### Raw records:
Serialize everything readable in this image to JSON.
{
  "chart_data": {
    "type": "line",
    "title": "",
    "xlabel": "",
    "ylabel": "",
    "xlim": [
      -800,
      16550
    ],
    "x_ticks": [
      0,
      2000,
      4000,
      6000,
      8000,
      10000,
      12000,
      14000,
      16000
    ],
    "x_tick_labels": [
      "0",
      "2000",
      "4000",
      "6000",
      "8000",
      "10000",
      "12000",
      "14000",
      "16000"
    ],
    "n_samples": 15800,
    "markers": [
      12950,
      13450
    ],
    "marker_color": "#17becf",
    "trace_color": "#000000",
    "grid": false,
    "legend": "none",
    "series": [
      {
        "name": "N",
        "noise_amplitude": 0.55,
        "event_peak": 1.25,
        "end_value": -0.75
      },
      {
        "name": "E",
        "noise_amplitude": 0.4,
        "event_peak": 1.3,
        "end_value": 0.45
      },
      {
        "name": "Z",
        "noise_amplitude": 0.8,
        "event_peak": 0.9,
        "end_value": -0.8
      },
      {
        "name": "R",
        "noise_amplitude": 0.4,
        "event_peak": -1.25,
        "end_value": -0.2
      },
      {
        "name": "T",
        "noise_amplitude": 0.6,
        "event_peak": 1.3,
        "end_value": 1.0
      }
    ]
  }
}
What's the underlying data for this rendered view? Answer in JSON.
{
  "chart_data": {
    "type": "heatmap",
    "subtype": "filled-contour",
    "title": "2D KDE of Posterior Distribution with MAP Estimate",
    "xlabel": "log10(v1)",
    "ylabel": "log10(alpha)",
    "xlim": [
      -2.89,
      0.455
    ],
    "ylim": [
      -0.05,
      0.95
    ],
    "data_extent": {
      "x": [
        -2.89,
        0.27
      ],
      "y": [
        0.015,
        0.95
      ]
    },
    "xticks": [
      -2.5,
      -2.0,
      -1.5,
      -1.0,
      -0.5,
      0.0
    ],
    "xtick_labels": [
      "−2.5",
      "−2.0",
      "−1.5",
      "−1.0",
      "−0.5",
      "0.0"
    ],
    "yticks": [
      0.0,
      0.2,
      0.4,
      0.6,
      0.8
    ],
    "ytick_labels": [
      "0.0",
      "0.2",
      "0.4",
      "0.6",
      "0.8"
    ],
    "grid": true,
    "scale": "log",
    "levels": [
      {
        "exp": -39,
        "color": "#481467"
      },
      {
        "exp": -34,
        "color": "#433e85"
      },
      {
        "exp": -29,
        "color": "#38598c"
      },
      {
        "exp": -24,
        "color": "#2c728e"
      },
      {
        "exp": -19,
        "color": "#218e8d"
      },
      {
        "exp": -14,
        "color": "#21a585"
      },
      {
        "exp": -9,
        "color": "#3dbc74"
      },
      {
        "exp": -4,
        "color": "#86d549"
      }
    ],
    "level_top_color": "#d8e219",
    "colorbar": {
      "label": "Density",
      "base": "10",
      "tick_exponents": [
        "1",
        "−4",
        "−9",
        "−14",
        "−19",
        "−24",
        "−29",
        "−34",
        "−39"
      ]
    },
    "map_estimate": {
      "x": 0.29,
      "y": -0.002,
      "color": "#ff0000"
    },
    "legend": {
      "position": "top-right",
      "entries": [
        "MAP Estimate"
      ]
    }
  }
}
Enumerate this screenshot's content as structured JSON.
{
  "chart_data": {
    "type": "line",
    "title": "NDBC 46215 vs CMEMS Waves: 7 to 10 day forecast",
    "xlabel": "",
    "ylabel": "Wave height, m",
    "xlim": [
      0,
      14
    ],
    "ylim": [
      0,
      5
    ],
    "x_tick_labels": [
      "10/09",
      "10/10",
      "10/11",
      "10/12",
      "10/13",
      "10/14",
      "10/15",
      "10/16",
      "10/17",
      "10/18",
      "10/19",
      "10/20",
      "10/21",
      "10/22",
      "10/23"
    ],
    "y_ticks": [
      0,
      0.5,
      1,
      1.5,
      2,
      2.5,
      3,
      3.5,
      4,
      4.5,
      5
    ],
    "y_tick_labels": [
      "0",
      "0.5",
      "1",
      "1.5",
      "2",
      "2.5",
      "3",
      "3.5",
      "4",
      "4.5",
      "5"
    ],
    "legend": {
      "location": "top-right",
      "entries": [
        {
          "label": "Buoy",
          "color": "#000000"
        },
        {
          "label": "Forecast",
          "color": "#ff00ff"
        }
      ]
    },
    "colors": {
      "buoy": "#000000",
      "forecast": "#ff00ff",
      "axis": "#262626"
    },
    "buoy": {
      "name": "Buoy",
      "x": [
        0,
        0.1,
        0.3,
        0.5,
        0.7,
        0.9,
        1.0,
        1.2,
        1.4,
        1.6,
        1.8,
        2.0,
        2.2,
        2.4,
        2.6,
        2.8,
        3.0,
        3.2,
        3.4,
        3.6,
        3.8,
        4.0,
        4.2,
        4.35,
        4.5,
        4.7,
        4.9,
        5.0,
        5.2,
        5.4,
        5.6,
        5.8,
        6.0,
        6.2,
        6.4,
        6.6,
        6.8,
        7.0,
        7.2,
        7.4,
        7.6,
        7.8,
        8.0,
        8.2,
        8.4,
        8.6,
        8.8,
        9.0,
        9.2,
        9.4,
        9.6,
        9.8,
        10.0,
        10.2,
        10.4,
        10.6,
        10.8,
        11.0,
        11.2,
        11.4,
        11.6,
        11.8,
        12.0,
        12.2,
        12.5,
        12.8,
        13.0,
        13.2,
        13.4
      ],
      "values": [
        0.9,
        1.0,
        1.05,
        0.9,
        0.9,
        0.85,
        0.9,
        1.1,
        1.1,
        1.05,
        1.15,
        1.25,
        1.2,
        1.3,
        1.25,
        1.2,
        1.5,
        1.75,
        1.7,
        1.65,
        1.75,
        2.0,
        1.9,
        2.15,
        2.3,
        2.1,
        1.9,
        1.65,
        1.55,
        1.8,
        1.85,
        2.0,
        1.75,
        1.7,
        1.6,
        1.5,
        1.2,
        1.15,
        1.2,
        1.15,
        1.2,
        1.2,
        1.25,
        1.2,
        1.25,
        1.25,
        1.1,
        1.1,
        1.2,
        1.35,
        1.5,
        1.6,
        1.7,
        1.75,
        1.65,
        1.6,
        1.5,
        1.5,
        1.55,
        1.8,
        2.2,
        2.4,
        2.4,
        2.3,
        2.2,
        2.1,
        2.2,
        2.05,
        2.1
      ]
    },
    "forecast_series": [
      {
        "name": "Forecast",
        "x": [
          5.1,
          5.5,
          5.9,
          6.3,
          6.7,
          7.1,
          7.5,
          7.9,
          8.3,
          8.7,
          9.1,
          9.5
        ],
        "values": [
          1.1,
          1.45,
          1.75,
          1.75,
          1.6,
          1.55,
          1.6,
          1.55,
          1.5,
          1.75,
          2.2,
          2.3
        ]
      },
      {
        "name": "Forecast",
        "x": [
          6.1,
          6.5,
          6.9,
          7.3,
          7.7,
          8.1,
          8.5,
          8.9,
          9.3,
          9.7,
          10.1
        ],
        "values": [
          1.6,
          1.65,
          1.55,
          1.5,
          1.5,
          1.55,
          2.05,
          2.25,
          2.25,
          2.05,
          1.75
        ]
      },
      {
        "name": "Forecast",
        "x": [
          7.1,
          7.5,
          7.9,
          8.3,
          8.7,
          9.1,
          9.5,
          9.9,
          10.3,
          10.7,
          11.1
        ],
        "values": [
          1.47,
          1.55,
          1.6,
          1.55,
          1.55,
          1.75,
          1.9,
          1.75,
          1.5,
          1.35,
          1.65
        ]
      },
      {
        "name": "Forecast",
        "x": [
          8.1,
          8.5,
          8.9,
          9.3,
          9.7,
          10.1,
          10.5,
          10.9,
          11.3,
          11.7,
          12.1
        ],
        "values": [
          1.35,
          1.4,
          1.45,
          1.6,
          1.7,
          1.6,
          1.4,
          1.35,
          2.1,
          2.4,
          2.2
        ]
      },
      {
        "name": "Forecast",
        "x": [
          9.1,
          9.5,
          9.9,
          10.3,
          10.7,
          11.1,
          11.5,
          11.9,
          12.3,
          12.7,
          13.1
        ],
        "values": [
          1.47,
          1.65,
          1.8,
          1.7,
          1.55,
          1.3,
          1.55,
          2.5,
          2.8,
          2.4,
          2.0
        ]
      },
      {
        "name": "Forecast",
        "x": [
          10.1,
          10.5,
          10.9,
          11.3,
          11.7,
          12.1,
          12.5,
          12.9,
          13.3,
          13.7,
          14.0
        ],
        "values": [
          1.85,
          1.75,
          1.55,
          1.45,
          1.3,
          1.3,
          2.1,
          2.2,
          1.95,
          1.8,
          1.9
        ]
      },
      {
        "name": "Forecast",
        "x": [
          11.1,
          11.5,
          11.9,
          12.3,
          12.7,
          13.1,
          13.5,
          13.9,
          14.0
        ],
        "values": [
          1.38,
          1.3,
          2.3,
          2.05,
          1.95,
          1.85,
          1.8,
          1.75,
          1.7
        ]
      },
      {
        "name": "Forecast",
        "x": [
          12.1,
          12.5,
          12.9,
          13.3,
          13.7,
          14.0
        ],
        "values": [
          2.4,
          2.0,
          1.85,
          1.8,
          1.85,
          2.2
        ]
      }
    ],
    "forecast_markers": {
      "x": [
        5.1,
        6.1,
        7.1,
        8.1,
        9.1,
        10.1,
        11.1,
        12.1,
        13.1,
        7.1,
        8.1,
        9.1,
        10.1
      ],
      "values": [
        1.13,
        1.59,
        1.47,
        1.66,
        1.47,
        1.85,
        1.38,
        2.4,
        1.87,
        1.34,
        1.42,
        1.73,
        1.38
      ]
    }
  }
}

### What you have to do:
Show every line of the records above that contains the word "ylabel".

### Reply to the exercise:
    "ylabel": "",
    "ylabel": "log10(alpha)",
    "ylabel": "Wave height, m",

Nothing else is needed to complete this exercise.